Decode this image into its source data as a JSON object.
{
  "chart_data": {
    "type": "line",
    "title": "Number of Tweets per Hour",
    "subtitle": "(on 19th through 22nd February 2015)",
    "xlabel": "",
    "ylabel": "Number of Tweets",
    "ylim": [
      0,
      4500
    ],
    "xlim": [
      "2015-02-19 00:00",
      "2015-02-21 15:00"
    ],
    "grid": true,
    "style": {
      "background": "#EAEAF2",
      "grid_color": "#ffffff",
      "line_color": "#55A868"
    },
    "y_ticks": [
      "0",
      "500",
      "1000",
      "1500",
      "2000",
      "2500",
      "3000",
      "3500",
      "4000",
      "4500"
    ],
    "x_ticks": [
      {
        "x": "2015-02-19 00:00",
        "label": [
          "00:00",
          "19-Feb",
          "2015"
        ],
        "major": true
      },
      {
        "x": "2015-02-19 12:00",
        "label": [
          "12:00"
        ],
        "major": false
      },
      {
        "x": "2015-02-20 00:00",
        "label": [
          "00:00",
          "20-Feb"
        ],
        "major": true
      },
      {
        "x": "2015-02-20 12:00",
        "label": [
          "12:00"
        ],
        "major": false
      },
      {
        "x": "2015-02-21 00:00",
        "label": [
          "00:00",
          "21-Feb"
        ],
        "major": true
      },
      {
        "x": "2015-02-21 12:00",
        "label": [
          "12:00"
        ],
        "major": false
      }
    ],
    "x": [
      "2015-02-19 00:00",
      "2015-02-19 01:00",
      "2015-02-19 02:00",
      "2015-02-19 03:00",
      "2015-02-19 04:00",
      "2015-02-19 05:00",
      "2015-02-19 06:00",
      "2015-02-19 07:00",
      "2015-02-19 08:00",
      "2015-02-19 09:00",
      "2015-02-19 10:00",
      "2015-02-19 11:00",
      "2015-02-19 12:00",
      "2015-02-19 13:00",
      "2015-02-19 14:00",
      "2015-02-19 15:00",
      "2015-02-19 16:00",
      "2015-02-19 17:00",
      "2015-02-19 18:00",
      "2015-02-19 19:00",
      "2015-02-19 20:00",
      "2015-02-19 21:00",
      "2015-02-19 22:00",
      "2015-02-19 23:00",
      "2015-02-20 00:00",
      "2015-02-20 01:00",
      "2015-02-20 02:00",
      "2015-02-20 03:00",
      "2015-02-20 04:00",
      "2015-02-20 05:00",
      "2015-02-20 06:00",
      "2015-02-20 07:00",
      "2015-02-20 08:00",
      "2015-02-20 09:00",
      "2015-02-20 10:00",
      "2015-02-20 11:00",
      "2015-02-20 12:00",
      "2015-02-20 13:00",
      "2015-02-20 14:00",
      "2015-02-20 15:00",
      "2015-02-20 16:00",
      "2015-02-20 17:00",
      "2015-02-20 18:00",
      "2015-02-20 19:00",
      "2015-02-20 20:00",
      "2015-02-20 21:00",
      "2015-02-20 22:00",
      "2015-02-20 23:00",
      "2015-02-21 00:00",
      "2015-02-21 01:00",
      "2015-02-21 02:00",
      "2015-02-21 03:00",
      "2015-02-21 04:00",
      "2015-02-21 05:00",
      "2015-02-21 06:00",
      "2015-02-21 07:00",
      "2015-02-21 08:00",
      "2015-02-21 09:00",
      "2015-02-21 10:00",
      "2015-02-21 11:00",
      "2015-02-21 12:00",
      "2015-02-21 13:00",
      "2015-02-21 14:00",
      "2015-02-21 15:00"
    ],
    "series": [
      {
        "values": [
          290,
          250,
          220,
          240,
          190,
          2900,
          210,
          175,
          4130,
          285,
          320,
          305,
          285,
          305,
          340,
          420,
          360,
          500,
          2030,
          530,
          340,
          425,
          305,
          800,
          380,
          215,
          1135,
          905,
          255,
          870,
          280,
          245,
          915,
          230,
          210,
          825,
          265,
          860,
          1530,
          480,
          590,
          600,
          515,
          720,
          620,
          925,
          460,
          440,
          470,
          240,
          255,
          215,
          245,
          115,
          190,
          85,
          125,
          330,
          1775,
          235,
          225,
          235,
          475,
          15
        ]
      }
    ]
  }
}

....

- _Task instructions_:
Every line in the data that holds "Tweets" should be copied out.

- _Answer to this task_:
    "title": "Number of Tweets per Hour",
    "ylabel": "Number of Tweets",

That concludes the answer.